==== RECORDS SUPPLIED

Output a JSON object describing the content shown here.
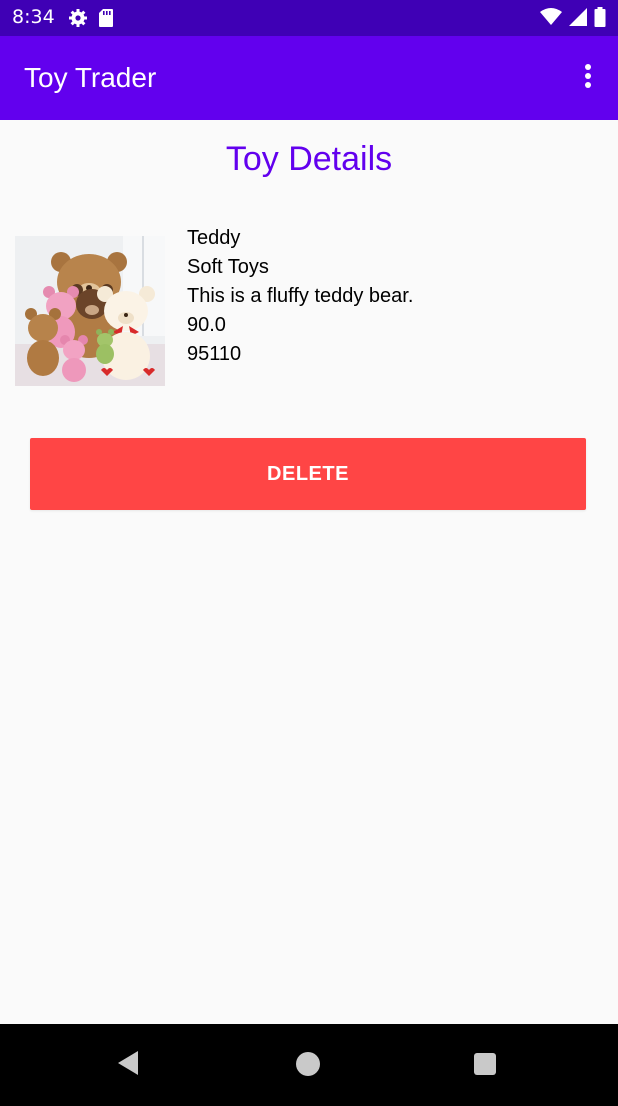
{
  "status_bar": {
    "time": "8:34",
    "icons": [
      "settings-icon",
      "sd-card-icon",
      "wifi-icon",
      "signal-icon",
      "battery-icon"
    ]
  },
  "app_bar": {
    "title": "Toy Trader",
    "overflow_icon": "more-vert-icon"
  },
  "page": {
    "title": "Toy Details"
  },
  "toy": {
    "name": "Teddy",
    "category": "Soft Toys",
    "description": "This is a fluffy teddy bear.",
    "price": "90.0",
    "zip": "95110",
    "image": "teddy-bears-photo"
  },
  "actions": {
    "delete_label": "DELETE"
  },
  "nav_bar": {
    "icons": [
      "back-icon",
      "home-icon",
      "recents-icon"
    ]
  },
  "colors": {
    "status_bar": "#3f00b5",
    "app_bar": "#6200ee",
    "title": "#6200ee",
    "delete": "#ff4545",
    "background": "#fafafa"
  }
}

========
==== RECORDS SUPPLIED

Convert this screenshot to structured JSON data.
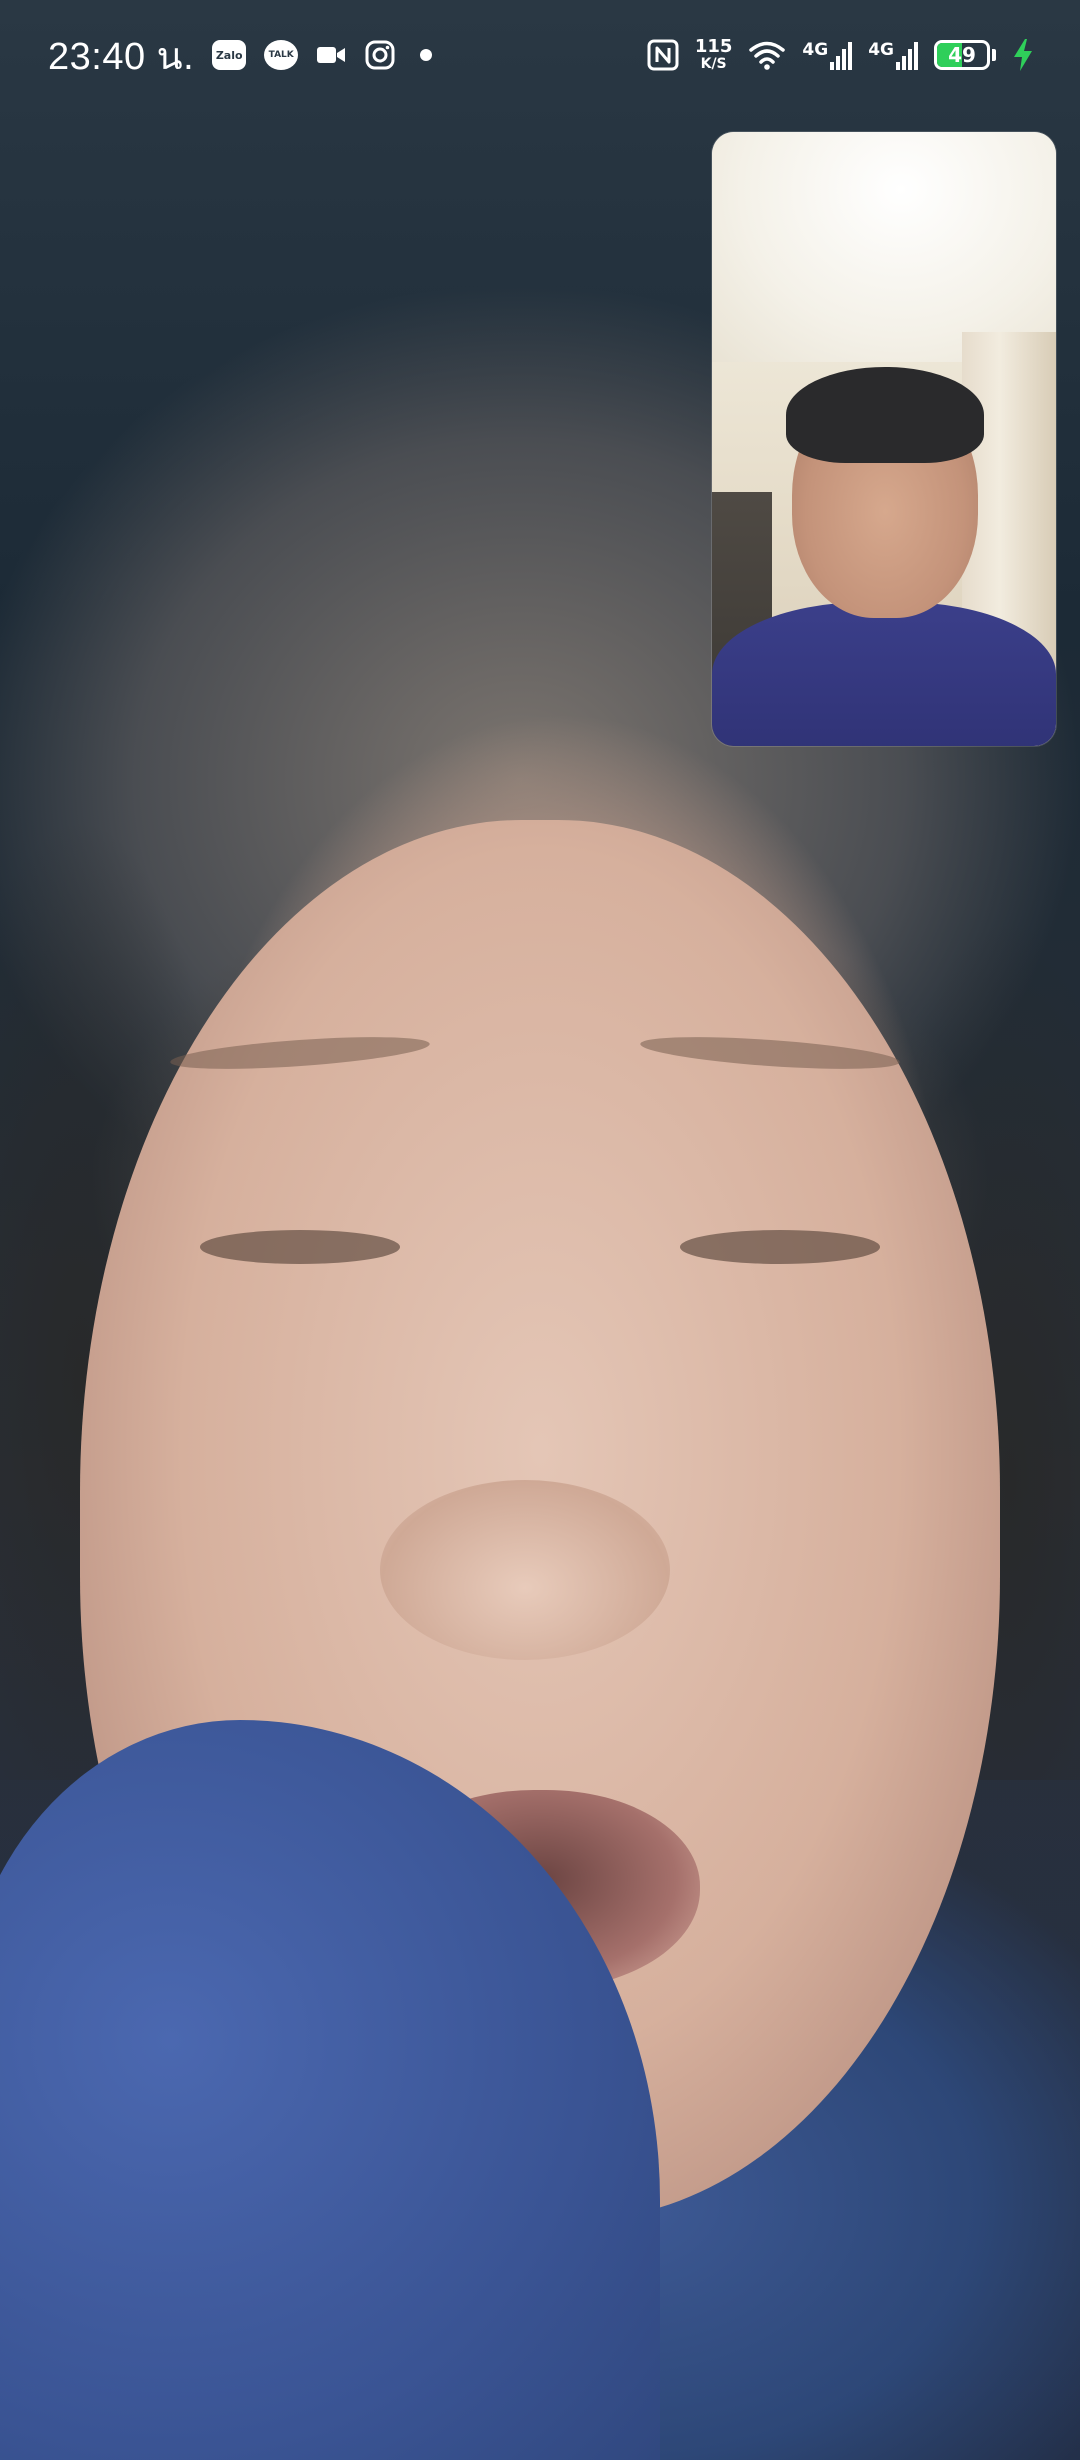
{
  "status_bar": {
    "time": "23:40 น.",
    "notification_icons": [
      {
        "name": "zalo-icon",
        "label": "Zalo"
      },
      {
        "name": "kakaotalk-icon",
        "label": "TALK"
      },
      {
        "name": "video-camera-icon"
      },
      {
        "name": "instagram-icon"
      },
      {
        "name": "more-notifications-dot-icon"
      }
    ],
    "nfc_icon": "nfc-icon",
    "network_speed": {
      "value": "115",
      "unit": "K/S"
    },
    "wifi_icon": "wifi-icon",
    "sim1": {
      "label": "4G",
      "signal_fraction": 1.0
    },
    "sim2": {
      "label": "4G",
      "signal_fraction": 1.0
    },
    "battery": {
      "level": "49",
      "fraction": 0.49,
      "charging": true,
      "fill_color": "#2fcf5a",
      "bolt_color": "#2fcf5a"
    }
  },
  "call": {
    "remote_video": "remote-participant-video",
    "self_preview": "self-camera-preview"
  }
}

========

WHAT IS NEEDED >> Lines containing the word "title" must all be returned from the material above.

THE ANSWER >>
    "title": "Toy Trader",
    "title": "Toy Details"
    "title": "#6200ee",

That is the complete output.